Problem: Filter the listing and keep only the lines with the word "Traffic".

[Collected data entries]
##############################

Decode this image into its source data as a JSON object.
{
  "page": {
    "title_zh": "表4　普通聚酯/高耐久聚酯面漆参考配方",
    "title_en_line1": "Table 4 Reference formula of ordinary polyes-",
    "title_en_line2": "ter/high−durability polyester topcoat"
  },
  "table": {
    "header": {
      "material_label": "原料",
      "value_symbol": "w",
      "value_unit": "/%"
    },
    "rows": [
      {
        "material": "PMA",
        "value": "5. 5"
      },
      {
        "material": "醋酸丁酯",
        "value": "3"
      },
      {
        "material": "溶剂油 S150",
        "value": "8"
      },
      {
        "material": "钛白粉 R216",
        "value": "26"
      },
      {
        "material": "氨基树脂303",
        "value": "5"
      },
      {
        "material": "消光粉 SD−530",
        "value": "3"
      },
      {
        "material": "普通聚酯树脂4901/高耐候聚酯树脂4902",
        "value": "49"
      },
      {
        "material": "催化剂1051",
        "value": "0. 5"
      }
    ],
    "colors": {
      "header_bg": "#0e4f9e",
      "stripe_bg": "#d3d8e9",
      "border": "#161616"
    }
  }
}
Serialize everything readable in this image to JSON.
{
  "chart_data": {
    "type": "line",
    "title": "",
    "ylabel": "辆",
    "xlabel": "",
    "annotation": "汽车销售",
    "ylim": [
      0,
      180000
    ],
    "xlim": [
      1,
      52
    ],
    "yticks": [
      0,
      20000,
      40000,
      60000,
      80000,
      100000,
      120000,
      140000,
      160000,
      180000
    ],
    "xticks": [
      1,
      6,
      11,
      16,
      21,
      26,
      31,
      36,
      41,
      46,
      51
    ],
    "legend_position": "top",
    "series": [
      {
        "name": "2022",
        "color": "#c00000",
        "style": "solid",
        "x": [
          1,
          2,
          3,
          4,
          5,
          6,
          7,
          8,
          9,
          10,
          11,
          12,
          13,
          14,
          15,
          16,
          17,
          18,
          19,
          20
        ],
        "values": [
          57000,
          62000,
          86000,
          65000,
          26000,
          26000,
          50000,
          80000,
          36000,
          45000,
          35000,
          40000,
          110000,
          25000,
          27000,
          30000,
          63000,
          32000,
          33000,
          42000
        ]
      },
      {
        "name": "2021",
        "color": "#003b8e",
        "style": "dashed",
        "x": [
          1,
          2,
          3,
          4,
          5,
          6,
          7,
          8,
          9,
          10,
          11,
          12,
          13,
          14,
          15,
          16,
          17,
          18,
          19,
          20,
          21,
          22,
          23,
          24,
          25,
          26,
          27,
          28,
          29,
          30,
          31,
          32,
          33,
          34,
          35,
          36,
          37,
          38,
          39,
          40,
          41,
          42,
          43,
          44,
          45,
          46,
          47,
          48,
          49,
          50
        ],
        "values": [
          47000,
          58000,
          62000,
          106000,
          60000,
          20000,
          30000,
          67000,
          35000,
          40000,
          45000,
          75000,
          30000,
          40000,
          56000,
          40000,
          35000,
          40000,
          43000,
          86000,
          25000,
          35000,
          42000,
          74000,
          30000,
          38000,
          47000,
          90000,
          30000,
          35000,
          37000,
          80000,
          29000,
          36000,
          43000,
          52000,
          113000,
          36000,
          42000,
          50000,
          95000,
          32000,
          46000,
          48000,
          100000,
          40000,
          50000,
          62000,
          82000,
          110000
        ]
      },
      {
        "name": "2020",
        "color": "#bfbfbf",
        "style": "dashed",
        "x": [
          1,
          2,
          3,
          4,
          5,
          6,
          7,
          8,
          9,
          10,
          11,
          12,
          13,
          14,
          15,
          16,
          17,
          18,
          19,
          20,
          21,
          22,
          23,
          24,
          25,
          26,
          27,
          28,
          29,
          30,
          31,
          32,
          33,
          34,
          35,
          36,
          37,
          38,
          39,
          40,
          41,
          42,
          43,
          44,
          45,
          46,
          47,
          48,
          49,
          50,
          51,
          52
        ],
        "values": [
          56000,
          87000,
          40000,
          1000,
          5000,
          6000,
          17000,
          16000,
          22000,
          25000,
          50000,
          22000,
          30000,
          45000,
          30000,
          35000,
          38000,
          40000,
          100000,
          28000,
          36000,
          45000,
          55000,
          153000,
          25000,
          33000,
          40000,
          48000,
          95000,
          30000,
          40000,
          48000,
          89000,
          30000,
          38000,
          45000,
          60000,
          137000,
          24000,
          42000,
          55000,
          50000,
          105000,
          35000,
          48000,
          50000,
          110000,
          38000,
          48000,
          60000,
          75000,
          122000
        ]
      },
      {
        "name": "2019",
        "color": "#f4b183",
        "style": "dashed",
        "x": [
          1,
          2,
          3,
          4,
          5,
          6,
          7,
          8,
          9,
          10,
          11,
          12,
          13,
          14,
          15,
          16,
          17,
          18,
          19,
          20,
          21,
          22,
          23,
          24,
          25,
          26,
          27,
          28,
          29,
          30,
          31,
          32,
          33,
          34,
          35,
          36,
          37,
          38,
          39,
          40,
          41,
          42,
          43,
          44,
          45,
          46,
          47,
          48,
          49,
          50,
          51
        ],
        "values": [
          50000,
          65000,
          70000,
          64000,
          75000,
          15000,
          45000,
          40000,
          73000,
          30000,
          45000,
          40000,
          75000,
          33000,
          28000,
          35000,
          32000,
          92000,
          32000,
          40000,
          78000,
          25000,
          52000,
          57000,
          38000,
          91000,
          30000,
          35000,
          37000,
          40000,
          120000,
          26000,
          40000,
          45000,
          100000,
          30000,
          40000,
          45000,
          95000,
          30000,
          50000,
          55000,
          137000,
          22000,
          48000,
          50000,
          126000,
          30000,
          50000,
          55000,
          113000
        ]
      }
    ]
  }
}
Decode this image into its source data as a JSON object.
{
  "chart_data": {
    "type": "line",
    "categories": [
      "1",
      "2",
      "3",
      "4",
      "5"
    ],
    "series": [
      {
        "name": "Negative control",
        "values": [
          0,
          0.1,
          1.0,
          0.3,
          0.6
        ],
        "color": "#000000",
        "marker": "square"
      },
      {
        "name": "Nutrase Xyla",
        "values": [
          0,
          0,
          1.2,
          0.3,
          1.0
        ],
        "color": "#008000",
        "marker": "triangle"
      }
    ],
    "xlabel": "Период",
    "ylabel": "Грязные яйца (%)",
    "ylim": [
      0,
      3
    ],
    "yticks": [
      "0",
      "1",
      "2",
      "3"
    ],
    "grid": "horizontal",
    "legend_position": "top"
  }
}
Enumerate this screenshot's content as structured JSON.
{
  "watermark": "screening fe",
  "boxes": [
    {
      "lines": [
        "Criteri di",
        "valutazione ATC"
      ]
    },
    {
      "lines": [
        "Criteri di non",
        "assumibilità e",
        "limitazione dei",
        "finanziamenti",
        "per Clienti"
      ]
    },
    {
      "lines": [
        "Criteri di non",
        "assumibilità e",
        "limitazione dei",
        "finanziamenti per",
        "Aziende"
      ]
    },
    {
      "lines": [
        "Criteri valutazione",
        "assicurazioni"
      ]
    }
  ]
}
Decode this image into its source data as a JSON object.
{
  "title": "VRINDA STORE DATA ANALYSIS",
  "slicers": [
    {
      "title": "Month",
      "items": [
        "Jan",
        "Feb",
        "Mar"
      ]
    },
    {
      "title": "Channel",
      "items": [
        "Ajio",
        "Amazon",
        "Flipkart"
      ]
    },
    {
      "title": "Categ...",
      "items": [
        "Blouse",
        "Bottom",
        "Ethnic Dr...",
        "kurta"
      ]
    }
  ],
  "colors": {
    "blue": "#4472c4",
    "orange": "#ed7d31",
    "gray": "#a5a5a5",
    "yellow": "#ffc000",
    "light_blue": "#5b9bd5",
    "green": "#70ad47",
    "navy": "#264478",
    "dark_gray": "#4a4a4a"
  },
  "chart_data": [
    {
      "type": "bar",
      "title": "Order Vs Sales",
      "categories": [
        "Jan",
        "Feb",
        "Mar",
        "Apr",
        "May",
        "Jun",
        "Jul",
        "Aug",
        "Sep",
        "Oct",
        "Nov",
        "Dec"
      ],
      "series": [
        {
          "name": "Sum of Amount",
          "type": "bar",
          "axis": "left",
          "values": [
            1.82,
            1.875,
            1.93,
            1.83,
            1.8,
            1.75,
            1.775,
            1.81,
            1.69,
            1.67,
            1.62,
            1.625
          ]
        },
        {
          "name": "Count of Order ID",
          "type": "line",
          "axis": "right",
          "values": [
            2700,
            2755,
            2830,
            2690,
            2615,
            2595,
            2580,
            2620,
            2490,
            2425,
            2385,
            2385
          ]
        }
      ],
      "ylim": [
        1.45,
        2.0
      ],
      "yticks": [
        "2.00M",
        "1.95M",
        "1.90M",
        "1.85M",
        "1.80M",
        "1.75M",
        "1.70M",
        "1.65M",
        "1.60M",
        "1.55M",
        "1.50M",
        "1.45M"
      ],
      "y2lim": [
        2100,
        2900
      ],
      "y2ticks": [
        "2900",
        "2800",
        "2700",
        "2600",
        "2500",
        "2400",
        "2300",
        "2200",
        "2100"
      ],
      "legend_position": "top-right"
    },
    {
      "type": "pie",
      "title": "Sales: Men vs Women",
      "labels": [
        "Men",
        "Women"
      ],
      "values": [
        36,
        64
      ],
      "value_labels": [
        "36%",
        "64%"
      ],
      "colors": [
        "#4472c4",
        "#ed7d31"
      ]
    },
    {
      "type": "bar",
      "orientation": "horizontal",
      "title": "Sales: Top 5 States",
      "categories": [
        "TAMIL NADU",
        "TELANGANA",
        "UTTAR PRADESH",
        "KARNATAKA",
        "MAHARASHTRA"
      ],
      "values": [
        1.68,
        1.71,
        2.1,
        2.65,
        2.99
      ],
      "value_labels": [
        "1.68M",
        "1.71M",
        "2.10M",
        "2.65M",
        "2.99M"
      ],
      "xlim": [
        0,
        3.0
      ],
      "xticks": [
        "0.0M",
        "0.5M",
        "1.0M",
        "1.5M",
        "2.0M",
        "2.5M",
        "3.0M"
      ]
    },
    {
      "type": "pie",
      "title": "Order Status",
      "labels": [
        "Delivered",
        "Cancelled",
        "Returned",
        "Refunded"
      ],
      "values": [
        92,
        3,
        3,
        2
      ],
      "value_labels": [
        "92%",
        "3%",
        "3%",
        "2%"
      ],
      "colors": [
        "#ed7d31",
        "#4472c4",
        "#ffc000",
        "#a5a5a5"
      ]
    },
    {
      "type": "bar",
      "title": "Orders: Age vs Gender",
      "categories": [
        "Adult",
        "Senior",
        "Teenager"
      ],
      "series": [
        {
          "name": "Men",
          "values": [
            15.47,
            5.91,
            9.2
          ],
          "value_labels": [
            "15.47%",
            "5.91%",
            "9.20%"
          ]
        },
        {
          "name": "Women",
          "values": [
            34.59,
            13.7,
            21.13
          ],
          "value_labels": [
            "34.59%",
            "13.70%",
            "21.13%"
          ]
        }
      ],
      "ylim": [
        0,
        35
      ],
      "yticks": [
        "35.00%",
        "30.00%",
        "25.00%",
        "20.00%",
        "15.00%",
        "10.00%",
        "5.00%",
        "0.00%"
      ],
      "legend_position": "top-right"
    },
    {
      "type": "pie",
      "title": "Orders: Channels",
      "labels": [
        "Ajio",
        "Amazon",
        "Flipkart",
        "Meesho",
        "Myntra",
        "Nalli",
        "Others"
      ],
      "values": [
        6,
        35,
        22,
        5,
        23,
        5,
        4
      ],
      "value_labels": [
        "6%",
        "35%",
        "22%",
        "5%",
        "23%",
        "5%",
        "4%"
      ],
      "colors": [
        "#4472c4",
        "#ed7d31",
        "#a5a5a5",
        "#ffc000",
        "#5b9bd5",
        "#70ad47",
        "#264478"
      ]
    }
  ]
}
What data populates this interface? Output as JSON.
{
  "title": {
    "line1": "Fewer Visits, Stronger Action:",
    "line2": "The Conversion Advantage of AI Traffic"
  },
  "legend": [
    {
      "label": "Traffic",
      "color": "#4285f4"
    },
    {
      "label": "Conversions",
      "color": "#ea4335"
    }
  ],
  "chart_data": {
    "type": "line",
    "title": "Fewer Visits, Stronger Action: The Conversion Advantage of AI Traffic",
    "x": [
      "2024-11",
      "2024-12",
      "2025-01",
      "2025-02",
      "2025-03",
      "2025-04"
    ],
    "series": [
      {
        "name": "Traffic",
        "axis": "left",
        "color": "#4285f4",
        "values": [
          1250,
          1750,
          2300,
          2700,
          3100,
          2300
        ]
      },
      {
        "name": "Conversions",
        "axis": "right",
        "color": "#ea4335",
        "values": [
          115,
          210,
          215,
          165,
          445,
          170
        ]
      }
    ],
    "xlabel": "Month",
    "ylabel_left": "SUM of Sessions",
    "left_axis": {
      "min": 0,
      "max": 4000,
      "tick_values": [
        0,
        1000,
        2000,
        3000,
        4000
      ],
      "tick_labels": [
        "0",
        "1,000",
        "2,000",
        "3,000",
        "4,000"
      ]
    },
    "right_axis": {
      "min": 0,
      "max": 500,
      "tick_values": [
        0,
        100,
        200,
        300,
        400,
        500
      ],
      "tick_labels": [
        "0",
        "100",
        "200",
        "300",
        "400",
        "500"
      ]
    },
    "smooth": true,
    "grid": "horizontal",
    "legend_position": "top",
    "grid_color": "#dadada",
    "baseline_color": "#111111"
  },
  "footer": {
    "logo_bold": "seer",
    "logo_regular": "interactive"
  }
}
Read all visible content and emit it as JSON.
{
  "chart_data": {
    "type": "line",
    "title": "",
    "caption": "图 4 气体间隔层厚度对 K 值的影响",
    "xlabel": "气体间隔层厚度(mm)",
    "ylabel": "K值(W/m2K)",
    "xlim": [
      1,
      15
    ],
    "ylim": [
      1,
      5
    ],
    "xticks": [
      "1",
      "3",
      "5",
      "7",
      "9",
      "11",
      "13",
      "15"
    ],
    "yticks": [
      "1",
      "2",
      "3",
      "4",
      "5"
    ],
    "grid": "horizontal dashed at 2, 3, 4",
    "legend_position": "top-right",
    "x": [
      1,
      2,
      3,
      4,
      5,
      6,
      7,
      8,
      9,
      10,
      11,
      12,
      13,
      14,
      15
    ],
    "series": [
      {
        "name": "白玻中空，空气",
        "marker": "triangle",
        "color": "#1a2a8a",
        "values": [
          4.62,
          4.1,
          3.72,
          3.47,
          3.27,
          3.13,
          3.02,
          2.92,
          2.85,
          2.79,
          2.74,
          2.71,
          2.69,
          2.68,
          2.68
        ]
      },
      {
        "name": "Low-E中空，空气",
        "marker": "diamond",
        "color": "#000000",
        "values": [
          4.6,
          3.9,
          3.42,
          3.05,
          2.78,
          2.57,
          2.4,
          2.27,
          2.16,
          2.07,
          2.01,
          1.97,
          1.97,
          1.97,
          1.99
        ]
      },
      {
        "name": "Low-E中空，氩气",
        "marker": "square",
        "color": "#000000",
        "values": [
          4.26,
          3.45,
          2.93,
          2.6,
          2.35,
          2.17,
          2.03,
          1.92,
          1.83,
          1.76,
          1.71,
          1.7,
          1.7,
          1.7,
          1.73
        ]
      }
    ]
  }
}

##############################

Written response:
    "line2": "The Conversion Advantage of AI Traffic"
      "label": "Traffic",
    "title": "Fewer Visits, Stronger Action: The Conversion Advantage of AI Traffic",
        "name": "Traffic",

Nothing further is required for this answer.